> _Records for this exercise_
◇ ◇ ◇ ◇

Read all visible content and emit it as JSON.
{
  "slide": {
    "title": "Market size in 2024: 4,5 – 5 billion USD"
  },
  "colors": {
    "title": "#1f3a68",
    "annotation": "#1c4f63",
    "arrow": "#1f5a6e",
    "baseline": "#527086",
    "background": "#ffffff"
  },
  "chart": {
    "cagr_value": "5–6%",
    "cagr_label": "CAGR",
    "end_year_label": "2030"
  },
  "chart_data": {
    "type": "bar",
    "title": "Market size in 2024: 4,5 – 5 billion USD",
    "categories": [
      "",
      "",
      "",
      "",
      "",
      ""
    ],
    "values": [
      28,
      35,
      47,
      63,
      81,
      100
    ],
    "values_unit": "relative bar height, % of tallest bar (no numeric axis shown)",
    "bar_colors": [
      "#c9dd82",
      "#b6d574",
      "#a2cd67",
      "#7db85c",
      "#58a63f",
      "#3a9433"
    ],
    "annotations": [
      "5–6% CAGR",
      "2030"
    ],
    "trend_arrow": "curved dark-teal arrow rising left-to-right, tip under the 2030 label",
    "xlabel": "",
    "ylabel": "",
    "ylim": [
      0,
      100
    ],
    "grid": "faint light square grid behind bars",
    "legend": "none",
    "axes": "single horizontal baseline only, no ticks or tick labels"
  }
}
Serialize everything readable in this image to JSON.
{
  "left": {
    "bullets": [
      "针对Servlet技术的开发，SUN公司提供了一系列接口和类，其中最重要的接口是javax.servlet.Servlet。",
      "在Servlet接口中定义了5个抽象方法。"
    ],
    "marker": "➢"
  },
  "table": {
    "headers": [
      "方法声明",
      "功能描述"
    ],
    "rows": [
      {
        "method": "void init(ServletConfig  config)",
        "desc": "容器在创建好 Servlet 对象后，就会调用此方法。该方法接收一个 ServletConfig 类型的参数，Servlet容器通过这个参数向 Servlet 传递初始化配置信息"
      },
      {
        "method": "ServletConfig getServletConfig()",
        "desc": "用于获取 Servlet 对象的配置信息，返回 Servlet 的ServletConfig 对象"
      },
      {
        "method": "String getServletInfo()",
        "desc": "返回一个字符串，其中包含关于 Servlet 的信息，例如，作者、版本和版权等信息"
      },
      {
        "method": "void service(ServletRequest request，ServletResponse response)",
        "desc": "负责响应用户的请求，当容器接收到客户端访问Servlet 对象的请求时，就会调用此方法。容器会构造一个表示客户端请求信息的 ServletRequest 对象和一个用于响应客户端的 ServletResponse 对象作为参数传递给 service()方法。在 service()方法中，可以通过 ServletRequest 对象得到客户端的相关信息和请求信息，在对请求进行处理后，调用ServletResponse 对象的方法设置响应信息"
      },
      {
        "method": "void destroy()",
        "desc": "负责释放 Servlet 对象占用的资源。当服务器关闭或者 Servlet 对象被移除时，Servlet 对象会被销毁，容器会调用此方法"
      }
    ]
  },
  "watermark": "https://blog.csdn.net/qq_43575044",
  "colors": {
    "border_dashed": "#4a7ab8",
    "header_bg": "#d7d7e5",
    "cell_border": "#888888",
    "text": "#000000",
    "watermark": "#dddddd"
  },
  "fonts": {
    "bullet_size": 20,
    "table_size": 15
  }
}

◇ ◇ ◇ ◇

> _Task to complete_
Give back exactly the lines from the line holding "Serialize everything readable" through the last line of the listing, including both.

> _Task result_
Serialize everything readable in this image to JSON.
{
  "left": {
    "bullets": [
      "针对Servlet技术的开发，SUN公司提供了一系列接口和类，其中最重要的接口是javax.servlet.Servlet。",
      "在Servlet接口中定义了5个抽象方法。"
    ],
    "marker": "➢"
  },
  "table": {
    "headers": [
      "方法声明",
      "功能描述"
    ],
    "rows": [
      {
        "method": "void init(ServletConfig  config)",
        "desc": "容器在创建好 Servlet 对象后，就会调用此方法。该方法接收一个 ServletConfig 类型的参数，Servlet容器通过这个参数向 Servlet 传递初始化配置信息"
      },
      {
        "method": "ServletConfig getServletConfig()",
        "desc": "用于获取 Servlet 对象的配置信息，返回 Servlet 的ServletConfig 对象"
      },
      {
        "method": "String getServletInfo()",
        "desc": "返回一个字符串，其中包含关于 Servlet 的信息，例如，作者、版本和版权等信息"
      },
      {
        "method": "void service(ServletRequest request，ServletResponse response)",
        "desc": "负责响应用户的请求，当容器接收到客户端访问Servlet 对象的请求时，就会调用此方法。容器会构造一个表示客户端请求信息的 ServletRequest 对象和一个用于响应客户端的 ServletResponse 对象作为参数传递给 service()方法。在 service()方法中，可以通过 ServletRequest 对象得到客户端的相关信息和请求信息，在对请求进行处理后，调用ServletResponse 对象的方法设置响应信息"
      },
      {
        "method": "void destroy()",
        "desc": "负责释放 Servlet 对象占用的资源。当服务器关闭或者 Servlet 对象被移除时，Servlet 对象会被销毁，容器会调用此方法"
      }
    ]
  },
  "watermark": "https://blog.csdn.net/qq_43575044",
  "colors": {
    "border_dashed": "#4a7ab8",
    "header_bg": "#d7d7e5",
    "cell_border": "#888888",
    "text": "#000000",
    "watermark": "#dddddd"
  },
  "fonts": {
    "bullet_size": 20,
    "table_size": 15
  }
}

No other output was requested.